What the task requires:
From the records, pick out and copy each line containing "variation".
── Given data
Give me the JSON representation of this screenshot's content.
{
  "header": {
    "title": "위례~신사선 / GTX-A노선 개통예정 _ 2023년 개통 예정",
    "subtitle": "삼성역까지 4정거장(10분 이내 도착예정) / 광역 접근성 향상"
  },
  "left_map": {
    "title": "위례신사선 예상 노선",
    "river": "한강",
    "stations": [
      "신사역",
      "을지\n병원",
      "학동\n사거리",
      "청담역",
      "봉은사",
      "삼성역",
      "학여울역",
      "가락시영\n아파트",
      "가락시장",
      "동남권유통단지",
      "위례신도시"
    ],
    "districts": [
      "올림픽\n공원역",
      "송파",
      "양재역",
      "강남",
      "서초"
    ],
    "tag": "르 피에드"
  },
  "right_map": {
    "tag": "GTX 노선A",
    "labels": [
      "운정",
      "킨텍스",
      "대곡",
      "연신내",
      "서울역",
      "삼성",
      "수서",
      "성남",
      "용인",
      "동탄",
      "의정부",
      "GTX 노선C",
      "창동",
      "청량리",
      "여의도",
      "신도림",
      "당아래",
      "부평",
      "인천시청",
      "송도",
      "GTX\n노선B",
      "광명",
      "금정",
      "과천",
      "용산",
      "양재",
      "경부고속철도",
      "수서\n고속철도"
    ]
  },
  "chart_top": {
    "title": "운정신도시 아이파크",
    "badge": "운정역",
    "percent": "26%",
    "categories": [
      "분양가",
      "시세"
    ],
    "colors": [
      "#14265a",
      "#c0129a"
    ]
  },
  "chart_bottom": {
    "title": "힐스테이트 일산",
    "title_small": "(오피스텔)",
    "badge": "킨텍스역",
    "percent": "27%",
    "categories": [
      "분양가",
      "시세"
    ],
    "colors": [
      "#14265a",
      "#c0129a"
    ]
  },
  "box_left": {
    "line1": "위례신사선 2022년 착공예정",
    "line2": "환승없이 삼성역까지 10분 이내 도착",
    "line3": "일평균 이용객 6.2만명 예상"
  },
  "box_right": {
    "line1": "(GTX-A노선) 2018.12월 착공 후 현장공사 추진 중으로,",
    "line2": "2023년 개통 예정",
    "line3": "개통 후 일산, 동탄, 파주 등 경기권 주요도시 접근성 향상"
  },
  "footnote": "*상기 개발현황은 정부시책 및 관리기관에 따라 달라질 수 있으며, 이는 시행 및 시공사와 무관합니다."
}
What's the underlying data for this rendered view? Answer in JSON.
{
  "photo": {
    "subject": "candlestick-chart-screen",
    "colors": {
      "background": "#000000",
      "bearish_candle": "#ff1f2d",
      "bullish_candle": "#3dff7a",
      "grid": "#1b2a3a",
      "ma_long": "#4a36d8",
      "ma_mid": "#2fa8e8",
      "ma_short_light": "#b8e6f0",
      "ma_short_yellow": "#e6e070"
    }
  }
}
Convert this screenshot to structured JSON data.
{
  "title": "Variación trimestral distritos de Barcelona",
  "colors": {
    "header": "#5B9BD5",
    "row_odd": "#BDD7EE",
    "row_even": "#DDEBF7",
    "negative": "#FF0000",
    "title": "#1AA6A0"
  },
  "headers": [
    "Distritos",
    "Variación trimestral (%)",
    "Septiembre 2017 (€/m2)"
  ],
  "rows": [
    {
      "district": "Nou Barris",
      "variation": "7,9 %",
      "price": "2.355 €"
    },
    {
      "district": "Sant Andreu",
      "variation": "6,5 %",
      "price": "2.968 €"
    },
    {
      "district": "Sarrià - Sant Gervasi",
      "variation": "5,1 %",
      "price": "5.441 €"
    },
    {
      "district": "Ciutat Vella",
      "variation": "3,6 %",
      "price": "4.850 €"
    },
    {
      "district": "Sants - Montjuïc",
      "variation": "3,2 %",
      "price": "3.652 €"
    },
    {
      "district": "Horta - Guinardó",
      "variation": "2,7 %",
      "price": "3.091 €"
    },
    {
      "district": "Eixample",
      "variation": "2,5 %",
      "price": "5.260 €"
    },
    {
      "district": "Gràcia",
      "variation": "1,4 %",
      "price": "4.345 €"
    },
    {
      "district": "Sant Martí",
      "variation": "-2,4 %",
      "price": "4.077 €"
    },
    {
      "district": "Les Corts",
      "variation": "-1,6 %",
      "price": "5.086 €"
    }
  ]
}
────
Right answer:
      "variation": "7,9 %",
      "variation": "6,5 %",
      "variation": "5,1 %",
      "variation": "3,6 %",
      "variation": "3,2 %",
      "variation": "2,7 %",
      "variation": "2,5 %",
      "variation": "1,4 %",
      "variation": "-2,4 %",
      "variation": "-1,6 %",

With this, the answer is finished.